### [Direction]
Transcribe the material word for word, but without the images.

(Recorded data)
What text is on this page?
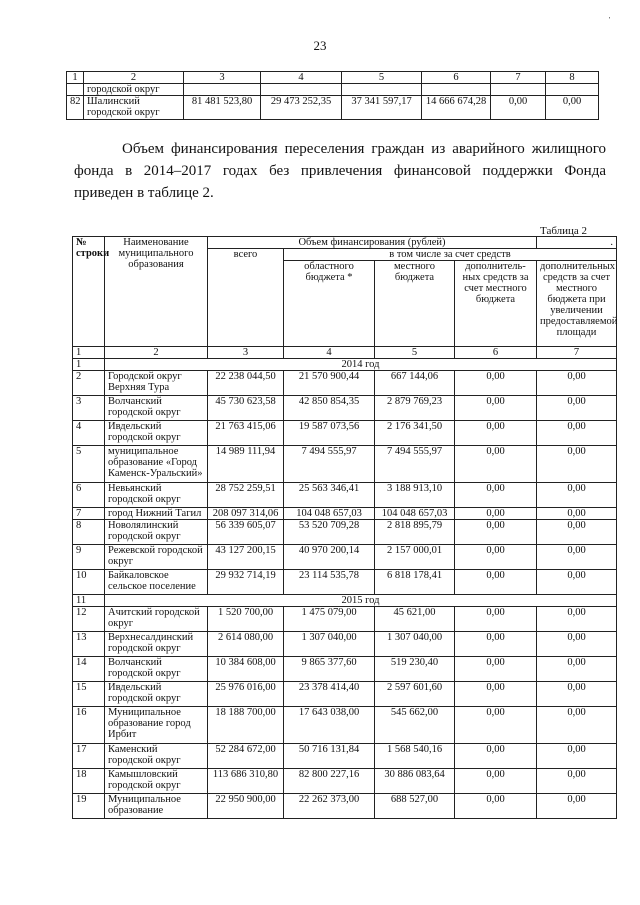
'
23
1	2	3	4	5	6	7	8
	городской округ						
82	Шалинский городской округ	81 481 523,80	29 473 252,35	37 341 597,17	14 666 674,28	0,00	0,00
Объем финансирования переселения граждан из аварийного жилищного фонда в 2014–2017 годах без привлечения финансовой поддержки Фонда приведен в таблице 2.
Таблица 2
№ строки	Наименование муниципального образования	Объем финансирования (рублей)				.
		всего	в том числе за счет средств			
			областного бюджета *	местного бюджета	дополнитель-ных средств за счет местного бюджета	дополнительных средств за счет местного бюджета при увеличении предоставляемой площади
1	2	3	4	5	6	7
1	2014 год					
2	Городской округ Верхняя Тура	22 238 044,50	21 570 900,44	667 144,06	0,00	0,00
3	Волчанский городской округ	45 730 623,58	42 850 854,35	2 879 769,23	0,00	0,00
4	Ивдельский городской округ	21 763 415,06	19 587 073,56	2 176 341,50	0,00	0,00
5	муниципальное образование «Город Каменск-Уральский»	14 989 111,94	7 494 555,97	7 494 555,97	0,00	0,00
6	Невьянский городской округ	28 752 259,51	25 563 346,41	3 188 913,10	0,00	0,00
7	город Нижний Тагил	208 097 314,06	104 048 657,03	104 048 657,03	0,00	0,00
8	Новолялинский городской округ	56 339 605,07	53 520 709,28	2 818 895,79	0,00	0,00
9	Режевской городской округ	43 127 200,15	40 970 200,14	2 157 000,01	0,00	0,00
10	Байкаловское сельское поселение	29 932 714,19	23 114 535,78	6 818 178,41	0,00	0,00
11	2015 год					
12	Ачитский городской округ	1 520 700,00	1 475 079,00	45 621,00	0,00	0,00
13	Верхнесалдинский городской округ	2 614 080,00	1 307 040,00	1 307 040,00	0,00	0,00
14	Волчанский городской округ	10 384 608,00	9 865 377,60	519 230,40	0,00	0,00
15	Ивдельский городской округ	25 976 016,00	23 378 414,40	2 597 601,60	0,00	0,00
16	Муниципальное образование город Ирбит	18 188 700,00	17 643 038,00	545 662,00	0,00	0,00
17	Каменский городской округ	52 284 672,00	50 716 131,84	1 568 540,16	0,00	0,00
18	Камышловский городской округ	113 686 310,80	82 800 227,16	30 886 083,64	0,00	0,00
19	Муниципальное образование	22 950 900,00	22 262 373,00	688 527,00	0,00	0,00
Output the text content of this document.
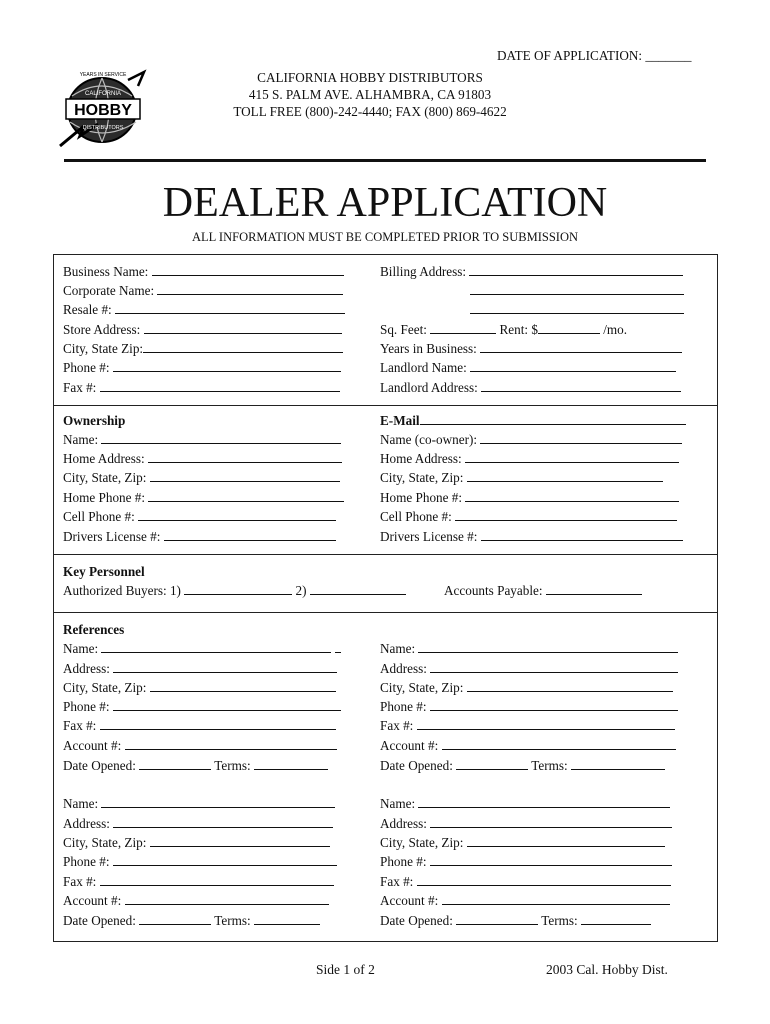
DATE OF APPLICATION: _______
HOBBY
CALIFORNIA
DISTRIBUTORS
YEARS IN SERVICE	CALIFORNIA HOBBY DISTRIBUTORS
415 S. PALM AVE. ALHAMBRA, CA 91803
TOLL FREE (800)-242-4440; FAX (800) 869-4622
DEALER APPLICATION
ALL INFORMATION MUST BE COMPLETED PRIOR TO SUBMISSION
Business Name:
Corporate Name:
Resale #:
Store Address:
City, State Zip:
Phone #:
Fax #:
Billing Address:
Sq. Feet:	Rent: $	/mo.
Years in Business:
Landlord Name:
Landlord Address:
Ownership	E-Mail
Name:
Home Address:
City, State, Zip:
Home Phone #:
Cell Phone #:
Drivers License #:
Name (co-owner):
Home Address:
City, State, Zip:
Home Phone #:
Cell Phone #:
Drivers License #:
Key Personnel
Authorized Buyers: 1)	2)	Accounts Payable:
References
Name:
Address:
City, State, Zip:
Phone #:
Fax #:
Account #:
Date Opened:	Terms:
Name:
Address:
City, State, Zip:
Phone #:
Fax #:
Account #:
Date Opened:	Terms:
Name:
Address:
City, State, Zip:
Phone #:
Fax #:
Account #:
Date Opened:	Terms:
Name:
Address:
City, State, Zip:
Phone #:
Fax #:
Account #:
Date Opened:	Terms:
Side 1 of 2	2003 Cal. Hobby Dist.
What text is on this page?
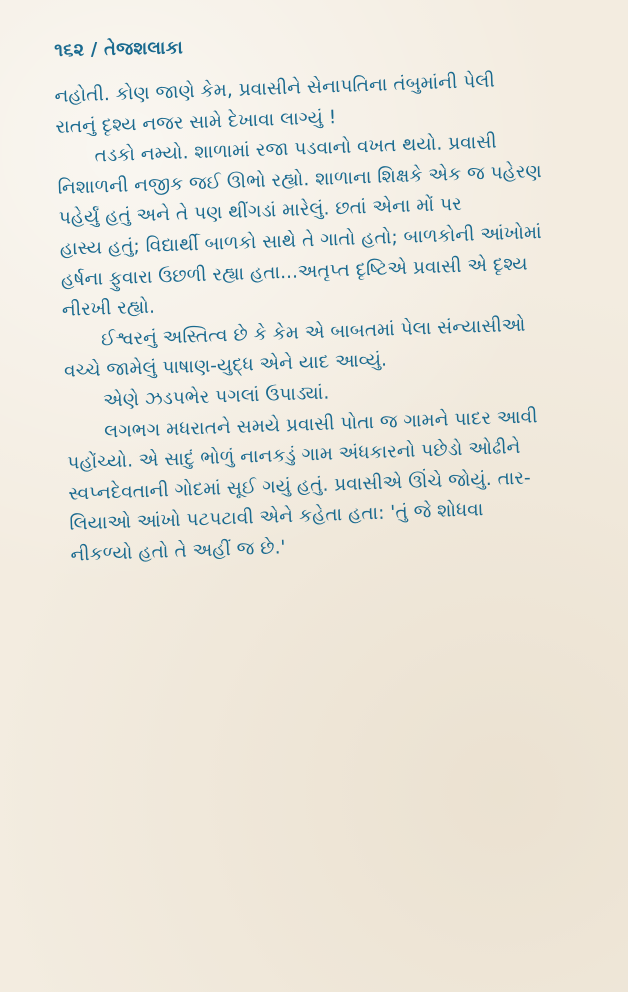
૧૬૨ / તેજશલાકા
નહોતી. કોણ જાણે કેમ, પ્રવાસીને સેનાપતિના તંબુમાંની પેલી
રાતનું દૃશ્ય નજર સામે દેખાવા લાગ્યું !
તડકો નમ્યો. શાળામાં રજા પડવાનો વખત થયો. પ્રવાસી
નિશાળની નજીક જઈ ઊભો રહ્યો. શાળાના શિક્ષકે એક જ પહેરણ
પહેર્યું હતું અને તે પણ થીંગડાં મારેલું. છતાં એના મોં પર
હાસ્ય હતું; વિદ્યાર્થી બાળકો સાથે તે ગાતો હતો; બાળકોની આંખોમાં
હર્ષના ફુવારા ઉછળી રહ્યા હતા...અતૃપ્ત દૃષ્ટિએ પ્રવાસી એ દૃશ્ય
નીરખી રહ્યો.
ઈશ્વરનું અસ્તિત્વ છે કે કેમ એ બાબતમાં પેલા સંન્યાસીઓ
વચ્ચે જામેલું પાષાણ-યુદ્ધ એને યાદ આવ્યું.
એણે ઝડપભેર પગલાં ઉપાડ્યાં.
લગભગ મધરાતને સમયે પ્રવાસી પોતા જ ગામને પાદર આવી
પહોંચ્યો. એ સાદું ભોળું નાનકડું ગામ અંધકારનો પછેડો ઓઢીને
સ્વપ્નદેવતાની ગોદમાં સૂઈ ગયું હતું. પ્રવાસીએ ઊંચે જોયું. તાર-
લિયાઓ આંખો પટપટાવી એને કહેતા હતા: 'તું જે શોધવા
નીકળ્યો હતો તે અહીં જ છે.'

### [Task solution]
What text is on this page?
'
23
1	2	3	4	5	6	7	8
	городской округ						
82	Шалинский городской округ	81 481 523,80	29 473 252,35	37 341 597,17	14 666 674,28	0,00	0,00
Объем финансирования переселения граждан из аварийного жилищного фонда в 2014–2017 годах без привлечения финансовой поддержки Фонда приведен в таблице 2.
Таблица 2
№ строки	Наименование муниципального образования	Объем финансирования (рублей)				.
		всего	в том числе за счет средств			
			областного бюджета *	местного бюджета	дополнитель-ных средств за счет местного бюджета	дополнительных средств за счет местного бюджета при увеличении предоставляемой площади
1	2	3	4	5	6	7
1	2014 год					
2	Городской округ Верхняя Тура	22 238 044,50	21 570 900,44	667 144,06	0,00	0,00
3	Волчанский городской округ	45 730 623,58	42 850 854,35	2 879 769,23	0,00	0,00
4	Ивдельский городской округ	21 763 415,06	19 587 073,56	2 176 341,50	0,00	0,00
5	муниципальное образование «Город Каменск-Уральский»	14 989 111,94	7 494 555,97	7 494 555,97	0,00	0,00
6	Невьянский городской округ	28 752 259,51	25 563 346,41	3 188 913,10	0,00	0,00
7	город Нижний Тагил	208 097 314,06	104 048 657,03	104 048 657,03	0,00	0,00
8	Новолялинский городской округ	56 339 605,07	53 520 709,28	2 818 895,79	0,00	0,00
9	Режевской городской округ	43 127 200,15	40 970 200,14	2 157 000,01	0,00	0,00
10	Байкаловское сельское поселение	29 932 714,19	23 114 535,78	6 818 178,41	0,00	0,00
11	2015 год					
12	Ачитский городской округ	1 520 700,00	1 475 079,00	45 621,00	0,00	0,00
13	Верхнесалдинский городской округ	2 614 080,00	1 307 040,00	1 307 040,00	0,00	0,00
14	Волчанский городской округ	10 384 608,00	9 865 377,60	519 230,40	0,00	0,00
15	Ивдельский городской округ	25 976 016,00	23 378 414,40	2 597 601,60	0,00	0,00
16	Муниципальное образование город Ирбит	18 188 700,00	17 643 038,00	545 662,00	0,00	0,00
17	Каменский городской округ	52 284 672,00	50 716 131,84	1 568 540,16	0,00	0,00
18	Камышловский городской округ	113 686 310,80	82 800 227,16	30 886 083,64	0,00	0,00
19	Муниципальное образование	22 950 900,00	22 262 373,00	688 527,00	0,00	0,00
Output the text content of this document.
DATE OF APPLICATION: _______
HOBBY
CALIFORNIA
DISTRIBUTORS
YEARS IN SERVICE	CALIFORNIA HOBBY DISTRIBUTORS
415 S. PALM AVE. ALHAMBRA, CA 91803
TOLL FREE (800)-242-4440; FAX (800) 869-4622
DEALER APPLICATION
ALL INFORMATION MUST BE COMPLETED PRIOR TO SUBMISSION
Business Name:
Corporate Name:
Resale #:
Store Address:
City, State Zip:
Phone #:
Fax #:
Billing Address:
Sq. Feet:	Rent: $	/mo.
Years in Business:
Landlord Name:
Landlord Address:
Ownership	E-Mail
Name:
Home Address:
City, State, Zip:
Home Phone #:
Cell Phone #:
Drivers License #:
Name (co-owner):
Home Address:
City, State, Zip:
Home Phone #:
Cell Phone #:
Drivers License #:
Key Personnel
Authorized Buyers: 1)	2)	Accounts Payable:
References
Name:
Address:
City, State, Zip:
Phone #:
Fax #:
Account #:
Date Opened:	Terms:
Name:
Address:
City, State, Zip:
Phone #:
Fax #:
Account #:
Date Opened:	Terms:
Name:
Address:
City, State, Zip:
Phone #:
Fax #:
Account #:
Date Opened:	Terms:
Name:
Address:
City, State, Zip:
Phone #:
Fax #:
Account #:
Date Opened:	Terms:
Side 1 of 2	2003 Cal. Hobby Dist.
What text is on this page?
૧૬૨ / તેજશલાકા
નહોતી. કોણ જાણે કેમ, પ્રવાસીને સેનાપતિના તંબુમાંની પેલી
રાતનું દૃશ્ય નજર સામે દેખાવા લાગ્યું !
તડકો નમ્યો. શાળામાં રજા પડવાનો વખત થયો. પ્રવાસી
નિશાળની નજીક જઈ ઊભો રહ્યો. શાળાના શિક્ષકે એક જ પહેરણ
પહેર્યું હતું અને તે પણ થીંગડાં મારેલું. છતાં એના મોં પર
હાસ્ય હતું; વિદ્યાર્થી બાળકો સાથે તે ગાતો હતો; બાળકોની આંખોમાં
હર્ષના ફુવારા ઉછળી રહ્યા હતા...અતૃપ્ત દૃષ્ટિએ પ્રવાસી એ દૃશ્ય
નીરખી રહ્યો.
ઈશ્વરનું અસ્તિત્વ છે કે કેમ એ બાબતમાં પેલા સંન્યાસીઓ
વચ્ચે જામેલું પાષાણ-યુદ્ધ એને યાદ આવ્યું.
એણે ઝડપભેર પગલાં ઉપાડ્યાં.
લગભગ મધરાતને સમયે પ્રવાસી પોતા જ ગામને પાદર આવી
પહોંચ્યો. એ સાદું ભોળું નાનકડું ગામ અંધકારનો પછેડો ઓઢીને
સ્વપ્નદેવતાની ગોદમાં સૂઈ ગયું હતું. પ્રવાસીએ ઊંચે જોયું. તાર-
લિયાઓ આંખો પટપટાવી એને કહેતા હતા: 'તું જે શોધવા
નીકળ્યો હતો તે અહીં જ છે.'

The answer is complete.